### Listed records:

++++

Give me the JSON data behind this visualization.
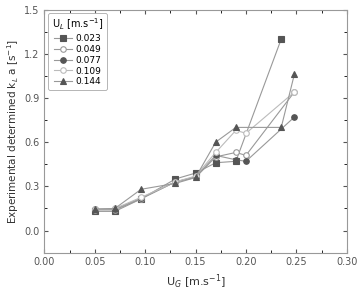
{
  "title": "",
  "xlabel": "U$_G$ [m.s$^{-1}$]",
  "ylabel": "Experimental determined k$_L$ a [s$^{-1}$]",
  "xlim": [
    0.0,
    0.3
  ],
  "ylim": [
    -0.15,
    1.5
  ],
  "xticks": [
    0.0,
    0.05,
    0.1,
    0.15,
    0.2,
    0.25,
    0.3
  ],
  "yticks": [
    0.0,
    0.3,
    0.6,
    0.9,
    1.2,
    1.5
  ],
  "legend_title": "U$_L$ [m.s$^{-1}$]",
  "series": [
    {
      "label": "0.023",
      "marker": "s",
      "fillstyle": "full",
      "linecolor": "#999999",
      "markerfc": "#555555",
      "markerec": "#555555",
      "x": [
        0.05,
        0.07,
        0.096,
        0.13,
        0.15,
        0.17,
        0.19,
        0.235
      ],
      "y": [
        0.13,
        0.13,
        0.215,
        0.35,
        0.39,
        0.46,
        0.47,
        1.3
      ]
    },
    {
      "label": "0.049",
      "marker": "o",
      "fillstyle": "none",
      "linecolor": "#999999",
      "markerfc": "white",
      "markerec": "#999999",
      "x": [
        0.05,
        0.07,
        0.096,
        0.13,
        0.15,
        0.17,
        0.19,
        0.2,
        0.248
      ],
      "y": [
        0.14,
        0.14,
        0.215,
        0.33,
        0.36,
        0.5,
        0.53,
        0.51,
        0.94
      ]
    },
    {
      "label": "0.077",
      "marker": "o",
      "fillstyle": "full",
      "linecolor": "#999999",
      "markerfc": "#555555",
      "markerec": "#555555",
      "x": [
        0.05,
        0.07,
        0.096,
        0.13,
        0.15,
        0.17,
        0.19,
        0.2,
        0.248
      ],
      "y": [
        0.145,
        0.145,
        0.22,
        0.33,
        0.365,
        0.51,
        0.48,
        0.47,
        0.77
      ]
    },
    {
      "label": "0.109",
      "marker": "o",
      "fillstyle": "none",
      "linecolor": "#bbbbbb",
      "markerfc": "white",
      "markerec": "#bbbbbb",
      "x": [
        0.05,
        0.07,
        0.096,
        0.13,
        0.15,
        0.17,
        0.19,
        0.2,
        0.248
      ],
      "y": [
        0.145,
        0.15,
        0.225,
        0.33,
        0.37,
        0.53,
        0.68,
        0.66,
        0.94
      ]
    },
    {
      "label": "0.144",
      "marker": "^",
      "fillstyle": "full",
      "linecolor": "#999999",
      "markerfc": "#555555",
      "markerec": "#555555",
      "x": [
        0.05,
        0.07,
        0.096,
        0.13,
        0.15,
        0.17,
        0.19,
        0.235,
        0.248
      ],
      "y": [
        0.145,
        0.15,
        0.28,
        0.32,
        0.36,
        0.6,
        0.7,
        0.7,
        1.06
      ]
    }
  ],
  "background_color": "#ffffff",
  "figsize": [
    3.63,
    2.97
  ],
  "dpi": 100
}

++++

### What you should do:
Output each line exactly; omit every picture.

### Complete answer:
Give me the JSON data behind this visualization.
{
  "title": "",
  "xlabel": "U$_G$ [m.s$^{-1}$]",
  "ylabel": "Experimental determined k$_L$ a [s$^{-1}$]",
  "xlim": [
    0.0,
    0.3
  ],
  "ylim": [
    -0.15,
    1.5
  ],
  "xticks": [
    0.0,
    0.05,
    0.1,
    0.15,
    0.2,
    0.25,
    0.3
  ],
  "yticks": [
    0.0,
    0.3,
    0.6,
    0.9,
    1.2,
    1.5
  ],
  "legend_title": "U$_L$ [m.s$^{-1}$]",
  "series": [
    {
      "label": "0.023",
      "marker": "s",
      "fillstyle": "full",
      "linecolor": "#999999",
      "markerfc": "#555555",
      "markerec": "#555555",
      "x": [
        0.05,
        0.07,
        0.096,
        0.13,
        0.15,
        0.17,
        0.19,
        0.235
      ],
      "y": [
        0.13,
        0.13,
        0.215,
        0.35,
        0.39,
        0.46,
        0.47,
        1.3
      ]
    },
    {
      "label": "0.049",
      "marker": "o",
      "fillstyle": "none",
      "linecolor": "#999999",
      "markerfc": "white",
      "markerec": "#999999",
      "x": [
        0.05,
        0.07,
        0.096,
        0.13,
        0.15,
        0.17,
        0.19,
        0.2,
        0.248
      ],
      "y": [
        0.14,
        0.14,
        0.215,
        0.33,
        0.36,
        0.5,
        0.53,
        0.51,
        0.94
      ]
    },
    {
      "label": "0.077",
      "marker": "o",
      "fillstyle": "full",
      "linecolor": "#999999",
      "markerfc": "#555555",
      "markerec": "#555555",
      "x": [
        0.05,
        0.07,
        0.096,
        0.13,
        0.15,
        0.17,
        0.19,
        0.2,
        0.248
      ],
      "y": [
        0.145,
        0.145,
        0.22,
        0.33,
        0.365,
        0.51,
        0.48,
        0.47,
        0.77
      ]
    },
    {
      "label": "0.109",
      "marker": "o",
      "fillstyle": "none",
      "linecolor": "#bbbbbb",
      "markerfc": "white",
      "markerec": "#bbbbbb",
      "x": [
        0.05,
        0.07,
        0.096,
        0.13,
        0.15,
        0.17,
        0.19,
        0.2,
        0.248
      ],
      "y": [
        0.145,
        0.15,
        0.225,
        0.33,
        0.37,
        0.53,
        0.68,
        0.66,
        0.94
      ]
    },
    {
      "label": "0.144",
      "marker": "^",
      "fillstyle": "full",
      "linecolor": "#999999",
      "markerfc": "#555555",
      "markerec": "#555555",
      "x": [
        0.05,
        0.07,
        0.096,
        0.13,
        0.15,
        0.17,
        0.19,
        0.235,
        0.248
      ],
      "y": [
        0.145,
        0.15,
        0.28,
        0.32,
        0.36,
        0.6,
        0.7,
        0.7,
        1.06
      ]
    }
  ],
  "background_color": "#ffffff",
  "figsize": [
    3.63,
    2.97
  ],
  "dpi": 100
}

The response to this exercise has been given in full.